PROBLEM DESCRIPTION
Transcribe everything in the data word for word. Pictures are left out.
╔══
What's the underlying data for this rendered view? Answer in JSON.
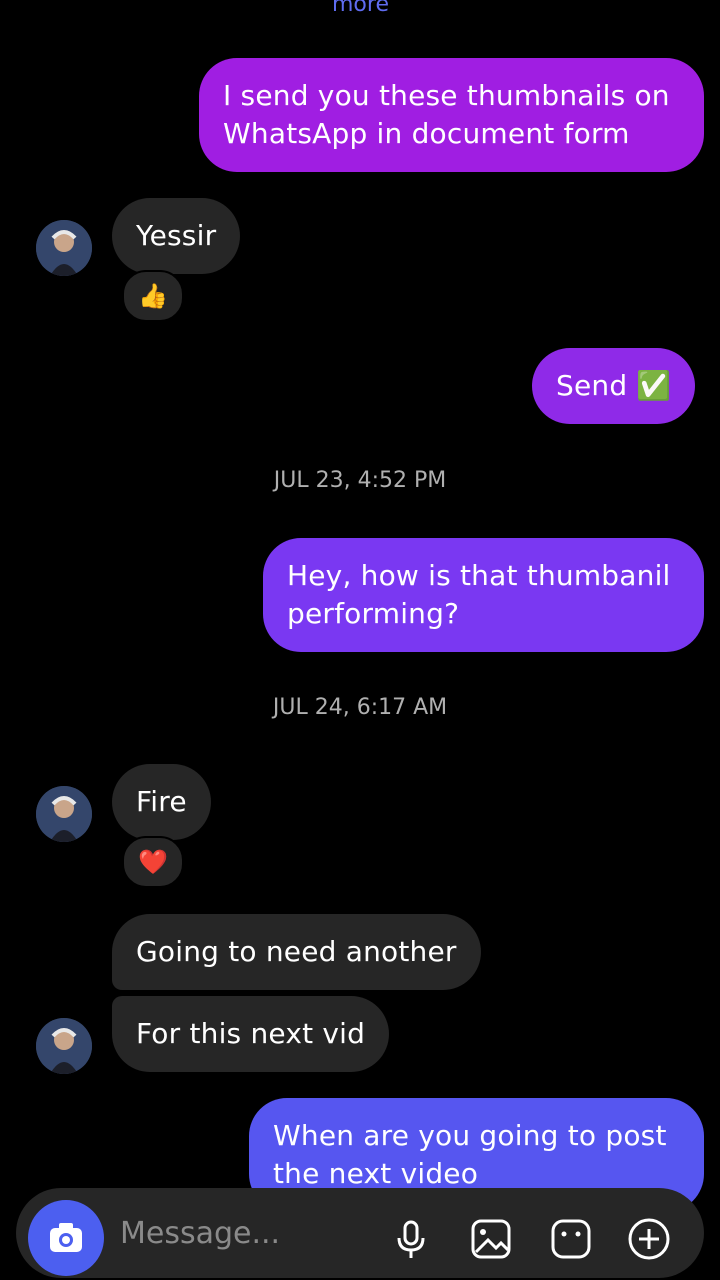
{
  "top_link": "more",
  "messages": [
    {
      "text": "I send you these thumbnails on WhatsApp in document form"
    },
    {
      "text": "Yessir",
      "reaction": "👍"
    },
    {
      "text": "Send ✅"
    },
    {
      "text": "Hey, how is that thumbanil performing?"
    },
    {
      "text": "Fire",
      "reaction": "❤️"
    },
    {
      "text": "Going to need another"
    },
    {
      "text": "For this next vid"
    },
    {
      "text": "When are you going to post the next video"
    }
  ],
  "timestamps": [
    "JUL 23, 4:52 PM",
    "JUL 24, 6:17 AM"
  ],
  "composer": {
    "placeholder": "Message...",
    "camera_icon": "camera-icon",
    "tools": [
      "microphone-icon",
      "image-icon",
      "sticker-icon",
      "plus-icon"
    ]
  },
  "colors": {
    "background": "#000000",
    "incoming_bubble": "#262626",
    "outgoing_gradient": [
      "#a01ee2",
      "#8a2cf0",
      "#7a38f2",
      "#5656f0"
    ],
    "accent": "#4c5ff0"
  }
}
╚══
REPLY TO THE EXERCISE
What's the underlying data for this rendered view? Answer in JSON.
{
  "top_link": "more",
  "messages": [
    {
      "text": "I send you these thumbnails on WhatsApp in document form"
    },
    {
      "text": "Yessir",
      "reaction": "👍"
    },
    {
      "text": "Send ✅"
    },
    {
      "text": "Hey, how is that thumbanil performing?"
    },
    {
      "text": "Fire",
      "reaction": "❤️"
    },
    {
      "text": "Going to need another"
    },
    {
      "text": "For this next vid"
    },
    {
      "text": "When are you going to post the next video"
    }
  ],
  "timestamps": [
    "JUL 23, 4:52 PM",
    "JUL 24, 6:17 AM"
  ],
  "composer": {
    "placeholder": "Message...",
    "camera_icon": "camera-icon",
    "tools": [
      "microphone-icon",
      "image-icon",
      "sticker-icon",
      "plus-icon"
    ]
  },
  "colors": {
    "background": "#000000",
    "incoming_bubble": "#262626",
    "outgoing_gradient": [
      "#a01ee2",
      "#8a2cf0",
      "#7a38f2",
      "#5656f0"
    ],
    "accent": "#4c5ff0"
  }
}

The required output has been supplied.